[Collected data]
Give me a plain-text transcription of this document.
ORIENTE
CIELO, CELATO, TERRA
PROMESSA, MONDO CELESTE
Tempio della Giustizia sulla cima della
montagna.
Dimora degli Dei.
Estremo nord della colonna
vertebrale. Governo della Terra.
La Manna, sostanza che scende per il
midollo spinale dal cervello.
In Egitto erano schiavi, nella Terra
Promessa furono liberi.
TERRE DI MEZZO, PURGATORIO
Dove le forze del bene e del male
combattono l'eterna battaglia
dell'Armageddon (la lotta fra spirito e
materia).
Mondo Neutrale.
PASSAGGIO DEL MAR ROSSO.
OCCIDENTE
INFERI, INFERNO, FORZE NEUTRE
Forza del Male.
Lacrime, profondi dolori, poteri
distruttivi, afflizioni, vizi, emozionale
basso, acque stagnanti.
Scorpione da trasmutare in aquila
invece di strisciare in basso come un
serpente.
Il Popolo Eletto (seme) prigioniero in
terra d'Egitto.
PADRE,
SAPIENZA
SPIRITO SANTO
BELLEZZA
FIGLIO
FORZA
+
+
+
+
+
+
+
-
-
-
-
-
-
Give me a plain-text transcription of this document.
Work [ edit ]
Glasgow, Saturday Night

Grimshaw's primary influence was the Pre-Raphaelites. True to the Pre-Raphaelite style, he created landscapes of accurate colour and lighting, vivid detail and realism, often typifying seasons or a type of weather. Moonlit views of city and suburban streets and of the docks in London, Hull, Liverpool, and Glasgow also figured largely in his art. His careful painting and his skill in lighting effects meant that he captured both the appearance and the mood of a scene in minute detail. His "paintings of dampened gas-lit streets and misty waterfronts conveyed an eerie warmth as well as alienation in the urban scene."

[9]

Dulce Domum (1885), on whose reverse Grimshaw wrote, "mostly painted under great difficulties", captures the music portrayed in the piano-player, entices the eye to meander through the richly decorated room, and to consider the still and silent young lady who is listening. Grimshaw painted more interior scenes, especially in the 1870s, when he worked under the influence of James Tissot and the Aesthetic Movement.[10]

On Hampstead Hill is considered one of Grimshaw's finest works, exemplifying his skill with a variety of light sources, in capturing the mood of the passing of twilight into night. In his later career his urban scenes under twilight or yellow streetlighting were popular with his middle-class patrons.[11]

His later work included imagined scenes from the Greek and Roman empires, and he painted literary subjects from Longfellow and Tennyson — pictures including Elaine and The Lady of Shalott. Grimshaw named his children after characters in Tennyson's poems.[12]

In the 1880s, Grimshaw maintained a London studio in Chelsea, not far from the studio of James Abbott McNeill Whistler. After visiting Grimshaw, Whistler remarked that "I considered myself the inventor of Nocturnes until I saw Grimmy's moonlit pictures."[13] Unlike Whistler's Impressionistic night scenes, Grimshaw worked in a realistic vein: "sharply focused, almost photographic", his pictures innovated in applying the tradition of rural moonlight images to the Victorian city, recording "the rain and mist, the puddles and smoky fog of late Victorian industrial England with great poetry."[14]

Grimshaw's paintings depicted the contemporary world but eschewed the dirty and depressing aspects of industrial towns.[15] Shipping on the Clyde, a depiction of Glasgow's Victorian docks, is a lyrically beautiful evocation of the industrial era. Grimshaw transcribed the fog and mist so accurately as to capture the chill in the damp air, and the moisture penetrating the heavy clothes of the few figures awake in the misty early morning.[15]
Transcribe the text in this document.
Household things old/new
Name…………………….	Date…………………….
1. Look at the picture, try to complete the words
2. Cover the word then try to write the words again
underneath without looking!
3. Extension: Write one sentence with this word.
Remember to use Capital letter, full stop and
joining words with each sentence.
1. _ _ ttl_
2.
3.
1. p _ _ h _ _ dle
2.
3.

Task instructions => Go back to the listing above and please repeat it exactly.

Exercise answer =>
Give me a plain-text transcription of this document.
ORIENTE
CIELO, CELATO, TERRA
PROMESSA, MONDO CELESTE
Tempio della Giustizia sulla cima della
montagna.
Dimora degli Dei.
Estremo nord della colonna
vertebrale. Governo della Terra.
La Manna, sostanza che scende per il
midollo spinale dal cervello.
In Egitto erano schiavi, nella Terra
Promessa furono liberi.
TERRE DI MEZZO, PURGATORIO
Dove le forze del bene e del male
combattono l'eterna battaglia
dell'Armageddon (la lotta fra spirito e
materia).
Mondo Neutrale.
PASSAGGIO DEL MAR ROSSO.
OCCIDENTE
INFERI, INFERNO, FORZE NEUTRE
Forza del Male.
Lacrime, profondi dolori, poteri
distruttivi, afflizioni, vizi, emozionale
basso, acque stagnanti.
Scorpione da trasmutare in aquila
invece di strisciare in basso come un
serpente.
Il Popolo Eletto (seme) prigioniero in
terra d'Egitto.
PADRE,
SAPIENZA
SPIRITO SANTO
BELLEZZA
FIGLIO
FORZA
+
+
+
+
+
+
+
-
-
-
-
-
-
Give me a plain-text transcription of this document.
Work [ edit ]
Glasgow, Saturday Night

Grimshaw's primary influence was the Pre-Raphaelites. True to the Pre-Raphaelite style, he created landscapes of accurate colour and lighting, vivid detail and realism, often typifying seasons or a type of weather. Moonlit views of city and suburban streets and of the docks in London, Hull, Liverpool, and Glasgow also figured largely in his art. His careful painting and his skill in lighting effects meant that he captured both the appearance and the mood of a scene in minute detail. His "paintings of dampened gas-lit streets and misty waterfronts conveyed an eerie warmth as well as alienation in the urban scene."

[9]

Dulce Domum (1885), on whose reverse Grimshaw wrote, "mostly painted under great difficulties", captures the music portrayed in the piano-player, entices the eye to meander through the richly decorated room, and to consider the still and silent young lady who is listening. Grimshaw painted more interior scenes, especially in the 1870s, when he worked under the influence of James Tissot and the Aesthetic Movement.[10]

On Hampstead Hill is considered one of Grimshaw's finest works, exemplifying his skill with a variety of light sources, in capturing the mood of the passing of twilight into night. In his later career his urban scenes under twilight or yellow streetlighting were popular with his middle-class patrons.[11]

His later work included imagined scenes from the Greek and Roman empires, and he painted literary subjects from Longfellow and Tennyson — pictures including Elaine and The Lady of Shalott. Grimshaw named his children after characters in Tennyson's poems.[12]

In the 1880s, Grimshaw maintained a London studio in Chelsea, not far from the studio of James Abbott McNeill Whistler. After visiting Grimshaw, Whistler remarked that "I considered myself the inventor of Nocturnes until I saw Grimmy's moonlit pictures."[13] Unlike Whistler's Impressionistic night scenes, Grimshaw worked in a realistic vein: "sharply focused, almost photographic", his pictures innovated in applying the tradition of rural moonlight images to the Victorian city, recording "the rain and mist, the puddles and smoky fog of late Victorian industrial England with great poetry."[14]

Grimshaw's paintings depicted the contemporary world but eschewed the dirty and depressing aspects of industrial towns.[15] Shipping on the Clyde, a depiction of Glasgow's Victorian docks, is a lyrically beautiful evocation of the industrial era. Grimshaw transcribed the fog and mist so accurately as to capture the chill in the damp air, and the moisture penetrating the heavy clothes of the few figures awake in the misty early morning.[15]
Transcribe the text in this document.
Household things old/new
Name…………………….	Date…………………….
1. Look at the picture, try to complete the words
2. Cover the word then try to write the words again
underneath without looking!
3. Extension: Write one sentence with this word.
Remember to use Capital letter, full stop and
joining words with each sentence.
1. _ _ ttl_
2.
3.
1. p _ _ h _ _ dle
2.
3.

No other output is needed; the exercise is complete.